— What to produce —
Please write out the material below exactly as given.
..........
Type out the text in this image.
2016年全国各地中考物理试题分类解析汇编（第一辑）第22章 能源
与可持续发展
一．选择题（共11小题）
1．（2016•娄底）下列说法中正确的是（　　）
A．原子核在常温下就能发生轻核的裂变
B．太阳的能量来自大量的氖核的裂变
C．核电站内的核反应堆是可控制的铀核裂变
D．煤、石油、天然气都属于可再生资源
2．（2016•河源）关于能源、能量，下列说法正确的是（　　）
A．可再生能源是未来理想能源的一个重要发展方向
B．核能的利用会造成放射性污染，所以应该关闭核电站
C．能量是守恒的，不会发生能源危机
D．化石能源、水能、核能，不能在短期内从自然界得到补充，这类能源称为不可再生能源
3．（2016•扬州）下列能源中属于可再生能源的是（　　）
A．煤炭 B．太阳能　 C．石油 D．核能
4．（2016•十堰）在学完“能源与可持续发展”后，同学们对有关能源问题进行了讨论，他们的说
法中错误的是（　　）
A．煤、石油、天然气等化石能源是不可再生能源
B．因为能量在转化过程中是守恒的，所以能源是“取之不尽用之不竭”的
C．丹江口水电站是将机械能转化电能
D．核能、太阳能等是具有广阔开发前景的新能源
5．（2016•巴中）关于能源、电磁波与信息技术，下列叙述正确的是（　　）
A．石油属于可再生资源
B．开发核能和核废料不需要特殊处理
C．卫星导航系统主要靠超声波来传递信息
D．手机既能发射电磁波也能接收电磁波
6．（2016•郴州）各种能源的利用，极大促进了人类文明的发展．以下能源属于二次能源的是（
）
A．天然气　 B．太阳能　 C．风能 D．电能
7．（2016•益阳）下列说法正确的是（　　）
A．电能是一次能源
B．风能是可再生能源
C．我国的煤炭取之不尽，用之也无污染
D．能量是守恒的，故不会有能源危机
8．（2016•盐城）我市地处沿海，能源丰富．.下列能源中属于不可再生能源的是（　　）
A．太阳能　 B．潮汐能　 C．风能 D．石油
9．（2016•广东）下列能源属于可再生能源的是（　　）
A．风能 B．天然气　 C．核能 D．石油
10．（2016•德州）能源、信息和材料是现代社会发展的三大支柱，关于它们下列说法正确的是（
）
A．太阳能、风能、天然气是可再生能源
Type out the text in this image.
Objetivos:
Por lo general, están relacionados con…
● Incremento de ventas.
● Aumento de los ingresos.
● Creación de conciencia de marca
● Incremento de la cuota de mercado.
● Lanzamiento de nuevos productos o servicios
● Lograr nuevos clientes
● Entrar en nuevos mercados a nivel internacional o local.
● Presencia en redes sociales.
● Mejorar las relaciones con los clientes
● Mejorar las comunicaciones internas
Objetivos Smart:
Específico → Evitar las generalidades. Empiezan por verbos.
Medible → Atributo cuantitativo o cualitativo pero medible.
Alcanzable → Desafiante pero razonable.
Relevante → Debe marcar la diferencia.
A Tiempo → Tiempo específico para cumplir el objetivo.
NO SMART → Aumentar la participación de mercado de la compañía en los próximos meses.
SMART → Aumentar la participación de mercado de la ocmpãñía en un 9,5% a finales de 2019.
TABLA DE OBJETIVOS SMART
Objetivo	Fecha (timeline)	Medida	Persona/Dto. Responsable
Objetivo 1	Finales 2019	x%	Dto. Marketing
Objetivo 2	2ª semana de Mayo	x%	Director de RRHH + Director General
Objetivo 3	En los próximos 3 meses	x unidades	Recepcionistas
..........
— Solved problem —
Type out the text in this image.
2016年全国各地中考物理试题分类解析汇编（第一辑）第22章 能源
与可持续发展
一．选择题（共11小题）
1．（2016•娄底）下列说法中正确的是（　　）
A．原子核在常温下就能发生轻核的裂变
B．太阳的能量来自大量的氖核的裂变
C．核电站内的核反应堆是可控制的铀核裂变
D．煤、石油、天然气都属于可再生资源
2．（2016•河源）关于能源、能量，下列说法正确的是（　　）
A．可再生能源是未来理想能源的一个重要发展方向
B．核能的利用会造成放射性污染，所以应该关闭核电站
C．能量是守恒的，不会发生能源危机
D．化石能源、水能、核能，不能在短期内从自然界得到补充，这类能源称为不可再生能源
3．（2016•扬州）下列能源中属于可再生能源的是（　　）
A．煤炭 B．太阳能　 C．石油 D．核能
4．（2016•十堰）在学完“能源与可持续发展”后，同学们对有关能源问题进行了讨论，他们的说
法中错误的是（　　）
A．煤、石油、天然气等化石能源是不可再生能源
B．因为能量在转化过程中是守恒的，所以能源是“取之不尽用之不竭”的
C．丹江口水电站是将机械能转化电能
D．核能、太阳能等是具有广阔开发前景的新能源
5．（2016•巴中）关于能源、电磁波与信息技术，下列叙述正确的是（　　）
A．石油属于可再生资源
B．开发核能和核废料不需要特殊处理
C．卫星导航系统主要靠超声波来传递信息
D．手机既能发射电磁波也能接收电磁波
6．（2016•郴州）各种能源的利用，极大促进了人类文明的发展．以下能源属于二次能源的是（
）
A．天然气　 B．太阳能　 C．风能 D．电能
7．（2016•益阳）下列说法正确的是（　　）
A．电能是一次能源
B．风能是可再生能源
C．我国的煤炭取之不尽，用之也无污染
D．能量是守恒的，故不会有能源危机
8．（2016•盐城）我市地处沿海，能源丰富．.下列能源中属于不可再生能源的是（　　）
A．太阳能　 B．潮汐能　 C．风能 D．石油
9．（2016•广东）下列能源属于可再生能源的是（　　）
A．风能 B．天然气　 C．核能 D．石油
10．（2016•德州）能源、信息和材料是现代社会发展的三大支柱，关于它们下列说法正确的是（
）
A．太阳能、风能、天然气是可再生能源
Type out the text in this image.
Objetivos:
Por lo general, están relacionados con…
● Incremento de ventas.
● Aumento de los ingresos.
● Creación de conciencia de marca
● Incremento de la cuota de mercado.
● Lanzamiento de nuevos productos o servicios
● Lograr nuevos clientes
● Entrar en nuevos mercados a nivel internacional o local.
● Presencia en redes sociales.
● Mejorar las relaciones con los clientes
● Mejorar las comunicaciones internas
Objetivos Smart:
Específico → Evitar las generalidades. Empiezan por verbos.
Medible → Atributo cuantitativo o cualitativo pero medible.
Alcanzable → Desafiante pero razonable.
Relevante → Debe marcar la diferencia.
A Tiempo → Tiempo específico para cumplir el objetivo.
NO SMART → Aumentar la participación de mercado de la compañía en los próximos meses.
SMART → Aumentar la participación de mercado de la ocmpãñía en un 9,5% a finales de 2019.
TABLA DE OBJETIVOS SMART
Objetivo	Fecha (timeline)	Medida	Persona/Dto. Responsable
Objetivo 1	Finales 2019	x%	Dto. Marketing
Objetivo 2	2ª semana de Mayo	x%	Director de RRHH + Director General
Objetivo 3	En los próximos 3 meses	x unidades	Recepcionistas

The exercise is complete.